- [ENTRIES PROVIDED]
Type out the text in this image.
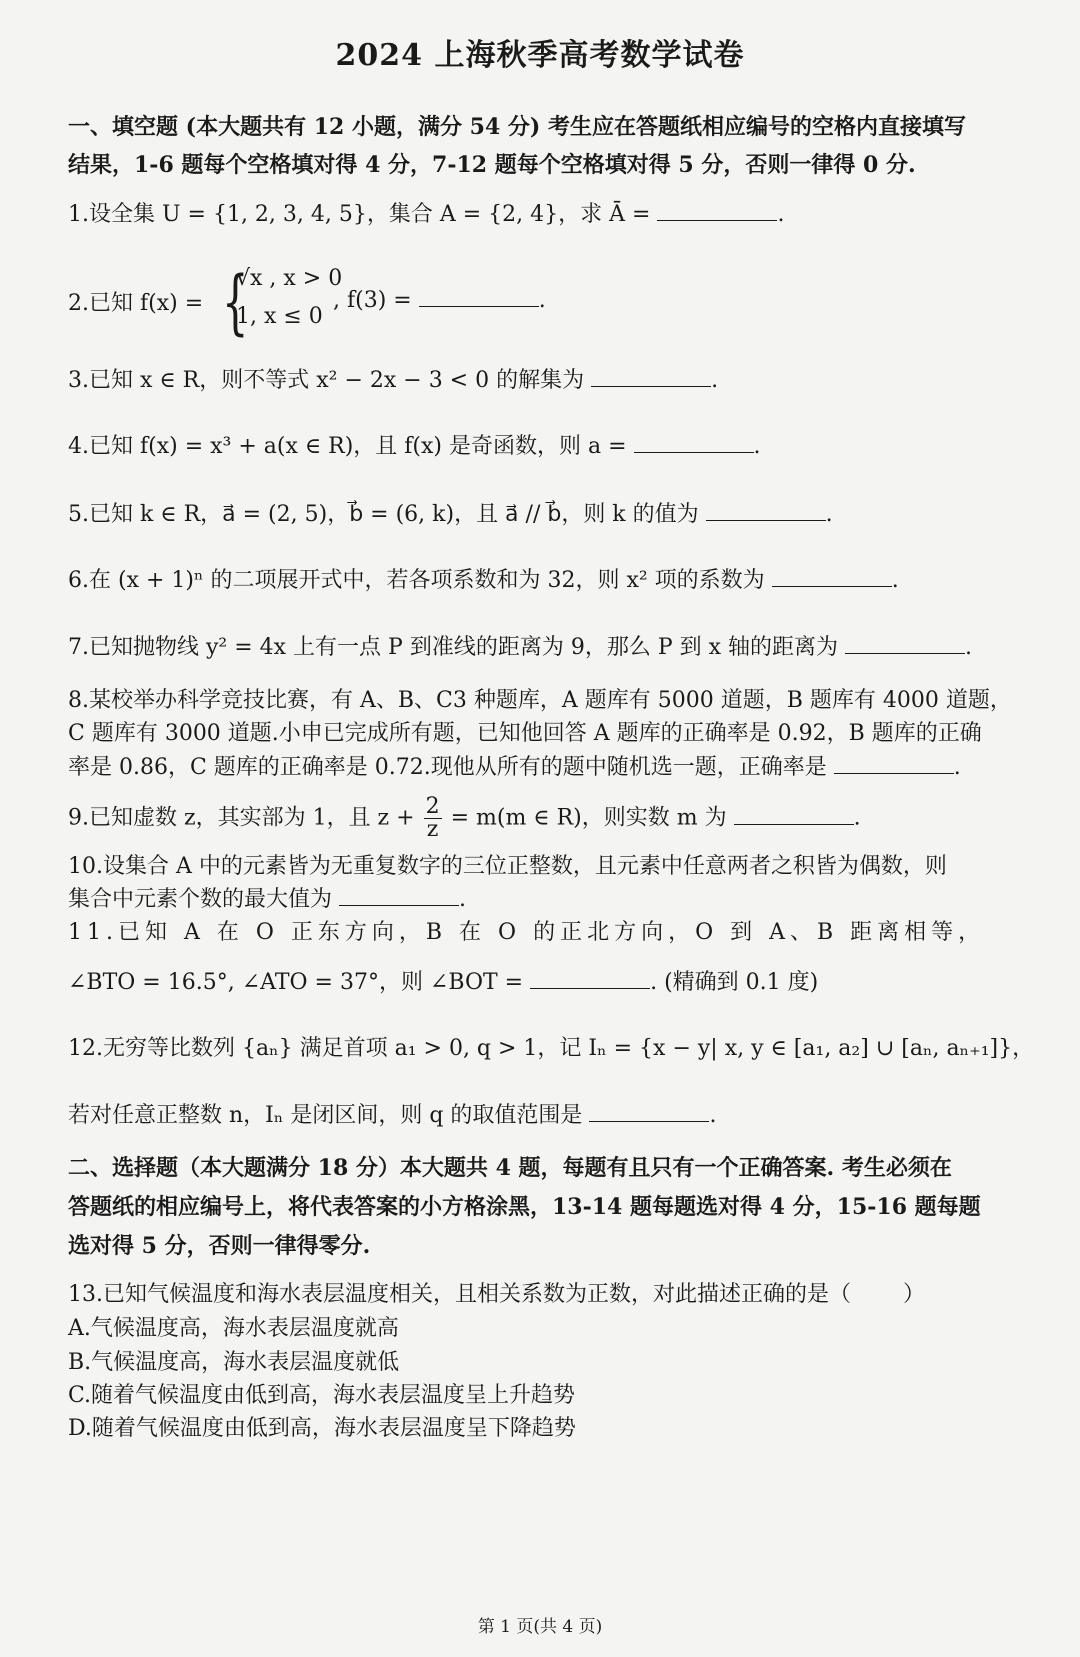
2024 上海秋季高考数学试卷
一、填空题 (本大题共有 12 小题，满分 54 分) 考生应在答题纸相应编号的空格内直接填写
结果，1-6 题每个空格填对得 4 分，7-12 题每个空格填对得 5 分，否则一律得 0 分.
1.设全集 U = {1, 2, 3, 4, 5}，集合 A = {2, 4}，求 Ā =	.
2.已知 f(x) = {
√x , x > 0
1, x ≤ 0
, f(3) =	.
3.已知 x ∈ R，则不等式 x² − 2x − 3 < 0 的解集为	.
4.已知 f(x) = x³ + a(x ∈ R)，且 f(x) 是奇函数，则 a =	.
5.已知 k ∈ R，a⃗ = (2, 5)，b⃗ = (6, k)，且 a⃗ // b⃗，则 k 的值为	.
6.在 (x + 1)ⁿ 的二项展开式中，若各项系数和为 32，则 x² 项的系数为	.
7.已知抛物线 y² = 4x 上有一点 P 到准线的距离为 9，那么 P 到 x 轴的距离为	.
8.某校举办科学竞技比赛，有 A、B、C3 种题库，A 题库有 5000 道题，B 题库有 4000 道题，
C 题库有 3000 道题.小申已完成所有题，已知他回答 A 题库的正确率是 0.92，B 题库的正确
率是 0.86，C 题库的正确率是 0.72.现他从所有的题中随机选一题，正确率是	.
9.已知虚数 z，其实部为 1，且 $z + \frac{2}{z} = m(m$ ∈ R)，则实数 m 为	.
10.设集合 A 中的元素皆为无重复数字的三位正整数，且元素中任意两者之积皆为偶数，则
集合中元素个数的最大值为	.
11.已知 A 在 O 正东方向，B 在 O 的正北方向，O 到 A、B 距离相等，
∠BTO = 16.5°, ∠ATO = 37°，则 ∠BOT =	. (精确到 0.1 度)
12.无穷等比数列 {aₙ} 满足首项 a₁ > 0, q > 1，记 Iₙ = {x − y| x, y ∈ [a₁, a₂] ∪ [aₙ, aₙ₊₁]}，
若对任意正整数 n，Iₙ 是闭区间，则 q 的取值范围是	.
二、选择题（本大题满分 18 分）本大题共 4 题，每题有且只有一个正确答案. 考生必须在
答题纸的相应编号上，将代表答案的小方格涂黑，13-14 题每题选对得 4 分，15-16 题每题
选对得 5 分，否则一律得零分.
13.已知气候温度和海水表层温度相关，且相关系数为正数，对此描述正确的是（ ）
A.气候温度高，海水表层温度就高
B.气候温度高，海水表层温度就低
C.随着气候温度由低到高，海水表层温度呈上升趋势
D.随着气候温度由低到高，海水表层温度呈下降趋势
第 1 页(共 4 页)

- [REQUIRED WORK] Exact duplication of all the records is required; pictures are omitted from the copy.

- [SOLUTION TO THIS PROBLEM]
Type out the text in this image.
2024 上海秋季高考数学试卷
一、填空题 (本大题共有 12 小题，满分 54 分) 考生应在答题纸相应编号的空格内直接填写
结果，1-6 题每个空格填对得 4 分，7-12 题每个空格填对得 5 分，否则一律得 0 分.
1.设全集 U = {1, 2, 3, 4, 5}，集合 A = {2, 4}，求 Ā =	.
2.已知 f(x) = {
√x , x > 0
1, x ≤ 0
, f(3) =	.
3.已知 x ∈ R，则不等式 x² − 2x − 3 < 0 的解集为	.
4.已知 f(x) = x³ + a(x ∈ R)，且 f(x) 是奇函数，则 a =	.
5.已知 k ∈ R，a⃗ = (2, 5)，b⃗ = (6, k)，且 a⃗ // b⃗，则 k 的值为	.
6.在 (x + 1)ⁿ 的二项展开式中，若各项系数和为 32，则 x² 项的系数为	.
7.已知抛物线 y² = 4x 上有一点 P 到准线的距离为 9，那么 P 到 x 轴的距离为	.
8.某校举办科学竞技比赛，有 A、B、C3 种题库，A 题库有 5000 道题，B 题库有 4000 道题，
C 题库有 3000 道题.小申已完成所有题，已知他回答 A 题库的正确率是 0.92，B 题库的正确
率是 0.86，C 题库的正确率是 0.72.现他从所有的题中随机选一题，正确率是	.
9.已知虚数 z，其实部为 1，且 $z + \frac{2}{z} = m(m$ ∈ R)，则实数 m 为	.
10.设集合 A 中的元素皆为无重复数字的三位正整数，且元素中任意两者之积皆为偶数，则
集合中元素个数的最大值为	.
11.已知 A 在 O 正东方向，B 在 O 的正北方向，O 到 A、B 距离相等，
∠BTO = 16.5°, ∠ATO = 37°，则 ∠BOT =	. (精确到 0.1 度)
12.无穷等比数列 {aₙ} 满足首项 a₁ > 0, q > 1，记 Iₙ = {x − y| x, y ∈ [a₁, a₂] ∪ [aₙ, aₙ₊₁]}，
若对任意正整数 n，Iₙ 是闭区间，则 q 的取值范围是	.
二、选择题（本大题满分 18 分）本大题共 4 题，每题有且只有一个正确答案. 考生必须在
答题纸的相应编号上，将代表答案的小方格涂黑，13-14 题每题选对得 4 分，15-16 题每题
选对得 5 分，否则一律得零分.
13.已知气候温度和海水表层温度相关，且相关系数为正数，对此描述正确的是（ ）
A.气候温度高，海水表层温度就高
B.气候温度高，海水表层温度就低
C.随着气候温度由低到高，海水表层温度呈上升趋势
D.随着气候温度由低到高，海水表层温度呈下降趋势
第 1 页(共 4 页)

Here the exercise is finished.